DATASET CONTENT start

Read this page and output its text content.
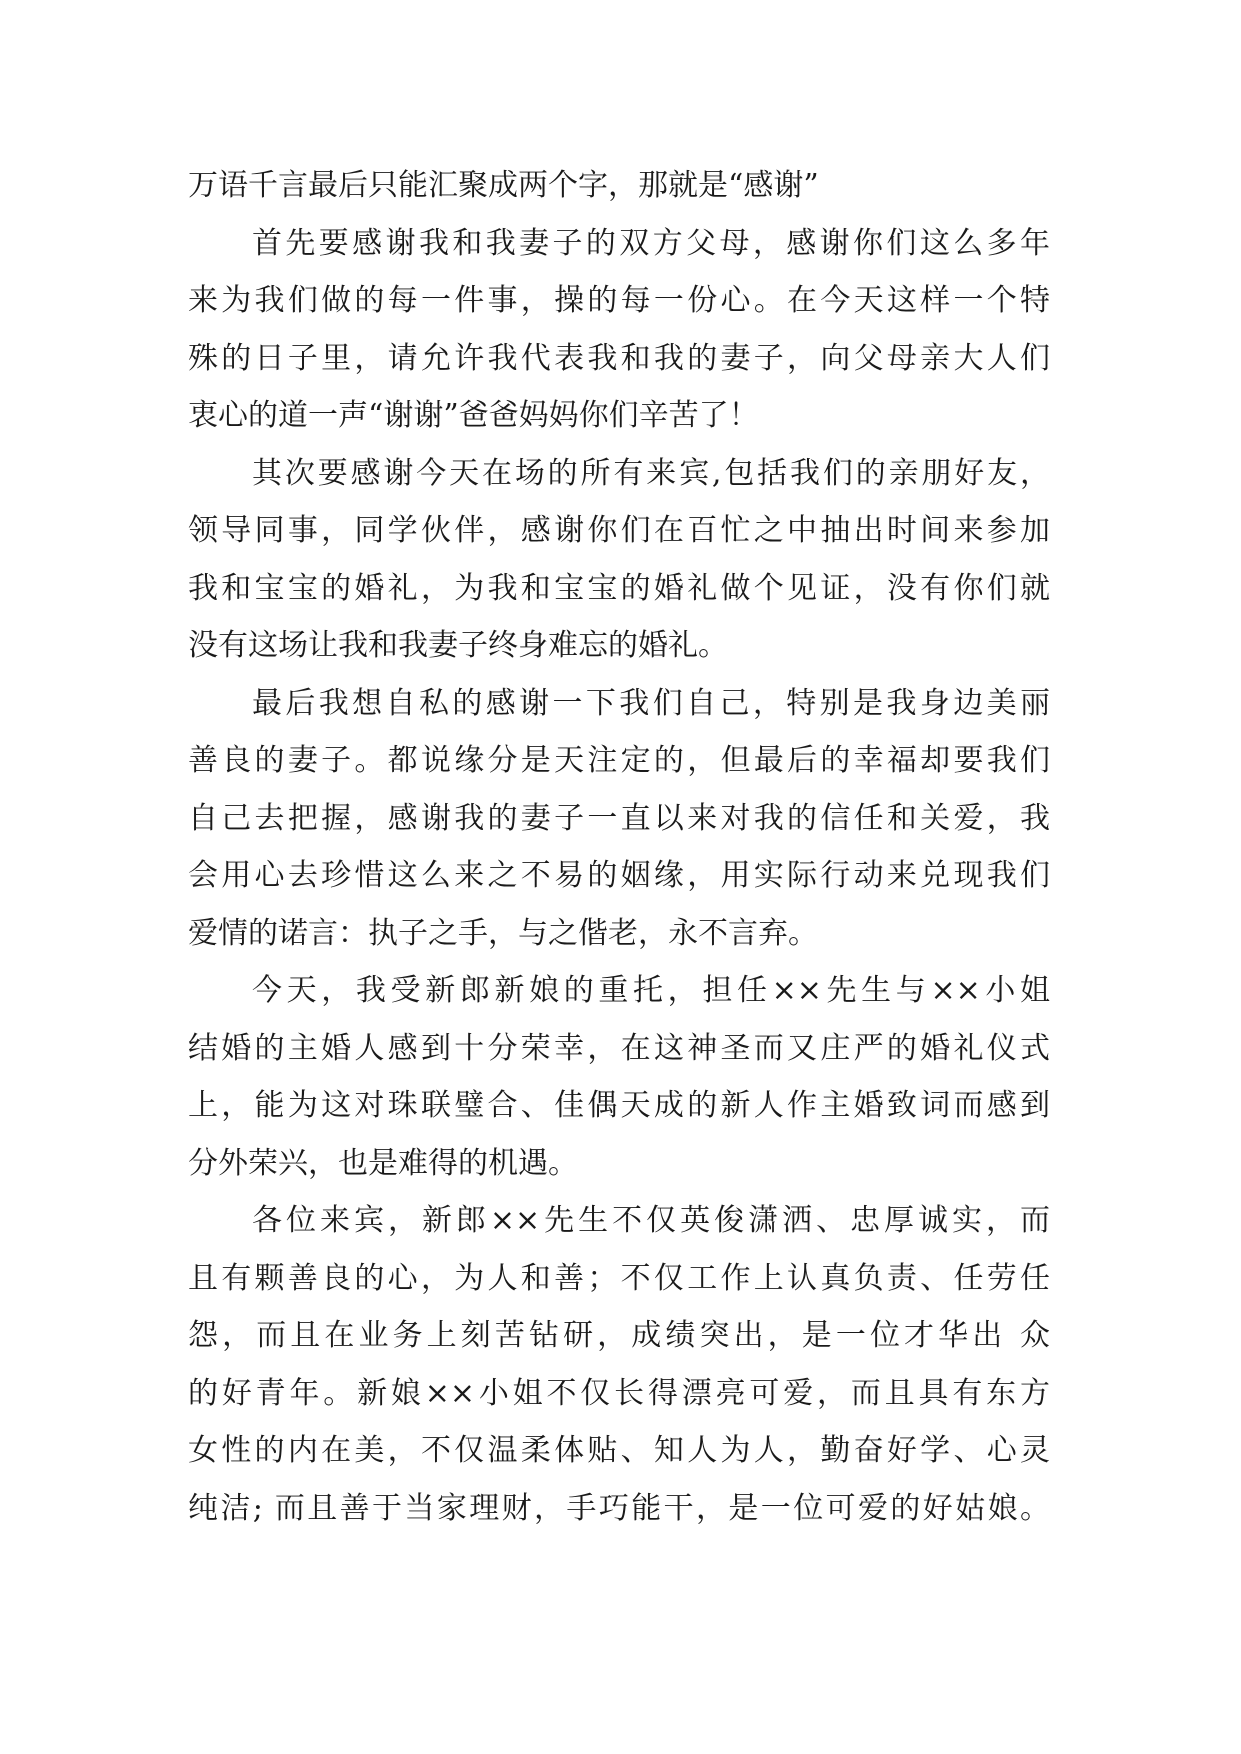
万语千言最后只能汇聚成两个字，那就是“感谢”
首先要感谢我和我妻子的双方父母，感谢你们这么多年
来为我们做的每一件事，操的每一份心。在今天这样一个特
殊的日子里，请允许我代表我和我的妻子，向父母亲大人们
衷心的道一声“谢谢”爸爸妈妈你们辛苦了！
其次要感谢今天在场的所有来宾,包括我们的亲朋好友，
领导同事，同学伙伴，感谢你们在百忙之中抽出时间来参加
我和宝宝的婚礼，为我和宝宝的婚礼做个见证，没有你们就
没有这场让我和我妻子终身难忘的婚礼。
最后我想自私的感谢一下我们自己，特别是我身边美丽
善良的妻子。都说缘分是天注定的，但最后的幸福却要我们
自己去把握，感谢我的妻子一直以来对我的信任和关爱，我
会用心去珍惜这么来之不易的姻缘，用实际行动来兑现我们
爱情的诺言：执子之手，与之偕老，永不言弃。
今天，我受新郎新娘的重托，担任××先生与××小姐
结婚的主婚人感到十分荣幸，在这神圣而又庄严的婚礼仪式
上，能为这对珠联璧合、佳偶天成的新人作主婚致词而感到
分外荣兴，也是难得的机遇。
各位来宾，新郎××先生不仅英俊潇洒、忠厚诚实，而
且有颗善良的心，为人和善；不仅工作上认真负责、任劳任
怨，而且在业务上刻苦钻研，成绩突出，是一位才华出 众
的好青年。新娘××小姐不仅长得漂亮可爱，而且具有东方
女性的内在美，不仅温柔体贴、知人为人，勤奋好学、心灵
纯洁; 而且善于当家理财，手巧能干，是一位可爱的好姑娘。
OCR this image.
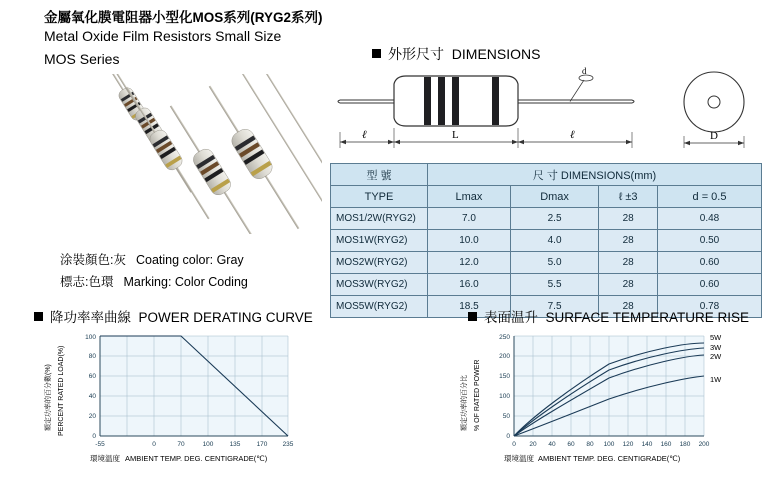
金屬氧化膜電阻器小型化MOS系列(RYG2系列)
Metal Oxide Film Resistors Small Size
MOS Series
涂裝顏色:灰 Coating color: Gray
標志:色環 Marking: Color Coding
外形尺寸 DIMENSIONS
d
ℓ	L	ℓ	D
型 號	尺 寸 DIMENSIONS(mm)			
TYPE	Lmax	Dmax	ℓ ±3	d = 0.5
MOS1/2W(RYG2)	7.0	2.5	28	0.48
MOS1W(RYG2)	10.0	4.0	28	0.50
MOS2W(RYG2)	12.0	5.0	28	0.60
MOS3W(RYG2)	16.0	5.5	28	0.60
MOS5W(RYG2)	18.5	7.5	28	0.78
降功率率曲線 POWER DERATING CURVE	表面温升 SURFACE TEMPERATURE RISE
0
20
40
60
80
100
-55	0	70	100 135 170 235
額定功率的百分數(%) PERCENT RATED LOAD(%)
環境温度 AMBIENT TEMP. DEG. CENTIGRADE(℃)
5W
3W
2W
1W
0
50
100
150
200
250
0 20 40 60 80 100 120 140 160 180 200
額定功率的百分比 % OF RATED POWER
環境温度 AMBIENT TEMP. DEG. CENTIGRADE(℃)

DATASET CONTENT end

EXERCISE OBJECTIVE: Scan the data for the word "RATED" and copy every line where it shows up.

THE OUTPUT:
額定功率的百分數(%) PERCENT RATED LOAD(%)
額定功率的百分比 % OF RATED POWER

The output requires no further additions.